* **INPUT MATERIAL**:

——

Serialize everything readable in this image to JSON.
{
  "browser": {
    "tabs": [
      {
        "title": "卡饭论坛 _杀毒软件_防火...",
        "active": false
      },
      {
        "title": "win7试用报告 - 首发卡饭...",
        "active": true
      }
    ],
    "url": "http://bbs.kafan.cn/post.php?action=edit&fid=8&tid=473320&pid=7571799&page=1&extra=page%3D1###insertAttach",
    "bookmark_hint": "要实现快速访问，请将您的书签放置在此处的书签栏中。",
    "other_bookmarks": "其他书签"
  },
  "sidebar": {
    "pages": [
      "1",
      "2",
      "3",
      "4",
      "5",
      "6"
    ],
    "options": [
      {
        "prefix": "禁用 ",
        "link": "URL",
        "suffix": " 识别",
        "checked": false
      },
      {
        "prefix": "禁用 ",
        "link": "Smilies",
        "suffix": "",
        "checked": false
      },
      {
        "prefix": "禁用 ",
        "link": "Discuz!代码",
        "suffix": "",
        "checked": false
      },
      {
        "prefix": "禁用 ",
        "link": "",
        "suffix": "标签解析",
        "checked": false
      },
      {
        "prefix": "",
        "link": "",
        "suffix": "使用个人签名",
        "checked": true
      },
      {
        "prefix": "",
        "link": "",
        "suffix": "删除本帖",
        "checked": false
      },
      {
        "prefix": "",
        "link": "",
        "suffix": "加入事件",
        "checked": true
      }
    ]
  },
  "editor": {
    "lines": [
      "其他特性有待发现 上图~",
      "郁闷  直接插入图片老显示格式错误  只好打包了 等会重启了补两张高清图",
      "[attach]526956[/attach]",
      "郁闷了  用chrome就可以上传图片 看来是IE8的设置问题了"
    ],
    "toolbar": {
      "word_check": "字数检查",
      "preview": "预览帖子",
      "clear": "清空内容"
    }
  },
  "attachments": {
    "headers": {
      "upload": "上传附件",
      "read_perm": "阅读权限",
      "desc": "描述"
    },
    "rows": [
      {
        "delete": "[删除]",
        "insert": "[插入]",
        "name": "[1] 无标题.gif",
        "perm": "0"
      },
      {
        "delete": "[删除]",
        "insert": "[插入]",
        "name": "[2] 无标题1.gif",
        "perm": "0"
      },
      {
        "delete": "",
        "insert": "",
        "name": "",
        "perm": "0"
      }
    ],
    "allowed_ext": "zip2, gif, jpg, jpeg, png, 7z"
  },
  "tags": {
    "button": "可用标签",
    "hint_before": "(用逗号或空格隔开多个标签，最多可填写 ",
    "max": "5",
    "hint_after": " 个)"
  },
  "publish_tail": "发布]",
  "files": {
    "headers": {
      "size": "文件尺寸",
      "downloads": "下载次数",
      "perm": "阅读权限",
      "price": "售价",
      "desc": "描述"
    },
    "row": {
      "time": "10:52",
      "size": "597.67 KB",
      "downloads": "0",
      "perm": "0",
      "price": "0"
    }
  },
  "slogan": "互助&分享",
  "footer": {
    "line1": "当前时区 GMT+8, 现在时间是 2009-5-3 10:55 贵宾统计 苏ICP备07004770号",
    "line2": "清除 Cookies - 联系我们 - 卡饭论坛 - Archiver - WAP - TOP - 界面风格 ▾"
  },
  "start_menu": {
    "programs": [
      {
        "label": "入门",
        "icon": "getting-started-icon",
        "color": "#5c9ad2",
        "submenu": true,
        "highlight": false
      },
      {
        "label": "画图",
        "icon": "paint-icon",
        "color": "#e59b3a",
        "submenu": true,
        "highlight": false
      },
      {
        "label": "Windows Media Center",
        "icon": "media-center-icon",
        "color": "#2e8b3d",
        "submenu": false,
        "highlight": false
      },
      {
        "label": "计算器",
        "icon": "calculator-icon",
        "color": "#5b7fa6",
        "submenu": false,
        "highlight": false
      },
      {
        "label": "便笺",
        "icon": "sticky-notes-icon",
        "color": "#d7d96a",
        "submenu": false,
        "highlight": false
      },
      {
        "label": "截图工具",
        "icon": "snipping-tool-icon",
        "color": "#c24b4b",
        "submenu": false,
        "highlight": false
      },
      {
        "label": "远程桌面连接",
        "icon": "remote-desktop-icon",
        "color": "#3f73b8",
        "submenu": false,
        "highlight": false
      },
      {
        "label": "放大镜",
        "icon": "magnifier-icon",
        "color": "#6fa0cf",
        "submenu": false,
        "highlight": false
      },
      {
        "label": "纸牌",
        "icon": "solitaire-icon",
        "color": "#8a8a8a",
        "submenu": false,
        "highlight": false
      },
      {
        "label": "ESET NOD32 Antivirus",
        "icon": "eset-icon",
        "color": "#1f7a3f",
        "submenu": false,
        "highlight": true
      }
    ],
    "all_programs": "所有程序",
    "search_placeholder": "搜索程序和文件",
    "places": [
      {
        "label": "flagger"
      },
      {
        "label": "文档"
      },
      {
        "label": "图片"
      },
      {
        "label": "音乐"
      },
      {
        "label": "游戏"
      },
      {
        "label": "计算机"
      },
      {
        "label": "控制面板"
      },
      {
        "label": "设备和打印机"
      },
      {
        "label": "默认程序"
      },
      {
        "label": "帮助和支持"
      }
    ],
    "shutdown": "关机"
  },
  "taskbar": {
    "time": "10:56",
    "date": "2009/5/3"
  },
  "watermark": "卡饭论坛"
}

——

* **TASK INSTRUCTIONS**:
Quote each line of the listing above exactly.

* **YOUR RESPONSE**:
Serialize everything readable in this image to JSON.
{
  "browser": {
    "tabs": [
      {
        "title": "卡饭论坛 _杀毒软件_防火...",
        "active": false
      },
      {
        "title": "win7试用报告 - 首发卡饭...",
        "active": true
      }
    ],
    "url": "http://bbs.kafan.cn/post.php?action=edit&fid=8&tid=473320&pid=7571799&page=1&extra=page%3D1###insertAttach",
    "bookmark_hint": "要实现快速访问，请将您的书签放置在此处的书签栏中。",
    "other_bookmarks": "其他书签"
  },
  "sidebar": {
    "pages": [
      "1",
      "2",
      "3",
      "4",
      "5",
      "6"
    ],
    "options": [
      {
        "prefix": "禁用 ",
        "link": "URL",
        "suffix": " 识别",
        "checked": false
      },
      {
        "prefix": "禁用 ",
        "link": "Smilies",
        "suffix": "",
        "checked": false
      },
      {
        "prefix": "禁用 ",
        "link": "Discuz!代码",
        "suffix": "",
        "checked": false
      },
      {
        "prefix": "禁用 ",
        "link": "",
        "suffix": "标签解析",
        "checked": false
      },
      {
        "prefix": "",
        "link": "",
        "suffix": "使用个人签名",
        "checked": true
      },
      {
        "prefix": "",
        "link": "",
        "suffix": "删除本帖",
        "checked": false
      },
      {
        "prefix": "",
        "link": "",
        "suffix": "加入事件",
        "checked": true
      }
    ]
  },
  "editor": {
    "lines": [
      "其他特性有待发现 上图~",
      "郁闷  直接插入图片老显示格式错误  只好打包了 等会重启了补两张高清图",
      "[attach]526956[/attach]",
      "郁闷了  用chrome就可以上传图片 看来是IE8的设置问题了"
    ],
    "toolbar": {
      "word_check": "字数检查",
      "preview": "预览帖子",
      "clear": "清空内容"
    }
  },
  "attachments": {
    "headers": {
      "upload": "上传附件",
      "read_perm": "阅读权限",
      "desc": "描述"
    },
    "rows": [
      {
        "delete": "[删除]",
        "insert": "[插入]",
        "name": "[1] 无标题.gif",
        "perm": "0"
      },
      {
        "delete": "[删除]",
        "insert": "[插入]",
        "name": "[2] 无标题1.gif",
        "perm": "0"
      },
      {
        "delete": "",
        "insert": "",
        "name": "",
        "perm": "0"
      }
    ],
    "allowed_ext": "zip2, gif, jpg, jpeg, png, 7z"
  },
  "tags": {
    "button": "可用标签",
    "hint_before": "(用逗号或空格隔开多个标签，最多可填写 ",
    "max": "5",
    "hint_after": " 个)"
  },
  "publish_tail": "发布]",
  "files": {
    "headers": {
      "size": "文件尺寸",
      "downloads": "下载次数",
      "perm": "阅读权限",
      "price": "售价",
      "desc": "描述"
    },
    "row": {
      "time": "10:52",
      "size": "597.67 KB",
      "downloads": "0",
      "perm": "0",
      "price": "0"
    }
  },
  "slogan": "互助&分享",
  "footer": {
    "line1": "当前时区 GMT+8, 现在时间是 2009-5-3 10:55 贵宾统计 苏ICP备07004770号",
    "line2": "清除 Cookies - 联系我们 - 卡饭论坛 - Archiver - WAP - TOP - 界面风格 ▾"
  },
  "start_menu": {
    "programs": [
      {
        "label": "入门",
        "icon": "getting-started-icon",
        "color": "#5c9ad2",
        "submenu": true,
        "highlight": false
      },
      {
        "label": "画图",
        "icon": "paint-icon",
        "color": "#e59b3a",
        "submenu": true,
        "highlight": false
      },
      {
        "label": "Windows Media Center",
        "icon": "media-center-icon",
        "color": "#2e8b3d",
        "submenu": false,
        "highlight": false
      },
      {
        "label": "计算器",
        "icon": "calculator-icon",
        "color": "#5b7fa6",
        "submenu": false,
        "highlight": false
      },
      {
        "label": "便笺",
        "icon": "sticky-notes-icon",
        "color": "#d7d96a",
        "submenu": false,
        "highlight": false
      },
      {
        "label": "截图工具",
        "icon": "snipping-tool-icon",
        "color": "#c24b4b",
        "submenu": false,
        "highlight": false
      },
      {
        "label": "远程桌面连接",
        "icon": "remote-desktop-icon",
        "color": "#3f73b8",
        "submenu": false,
        "highlight": false
      },
      {
        "label": "放大镜",
        "icon": "magnifier-icon",
        "color": "#6fa0cf",
        "submenu": false,
        "highlight": false
      },
      {
        "label": "纸牌",
        "icon": "solitaire-icon",
        "color": "#8a8a8a",
        "submenu": false,
        "highlight": false
      },
      {
        "label": "ESET NOD32 Antivirus",
        "icon": "eset-icon",
        "color": "#1f7a3f",
        "submenu": false,
        "highlight": true
      }
    ],
    "all_programs": "所有程序",
    "search_placeholder": "搜索程序和文件",
    "places": [
      {
        "label": "flagger"
      },
      {
        "label": "文档"
      },
      {
        "label": "图片"
      },
      {
        "label": "音乐"
      },
      {
        "label": "游戏"
      },
      {
        "label": "计算机"
      },
      {
        "label": "控制面板"
      },
      {
        "label": "设备和打印机"
      },
      {
        "label": "默认程序"
      },
      {
        "label": "帮助和支持"
      }
    ],
    "shutdown": "关机"
  },
  "taskbar": {
    "time": "10:56",
    "date": "2009/5/3"
  },
  "watermark": "卡饭论坛"
}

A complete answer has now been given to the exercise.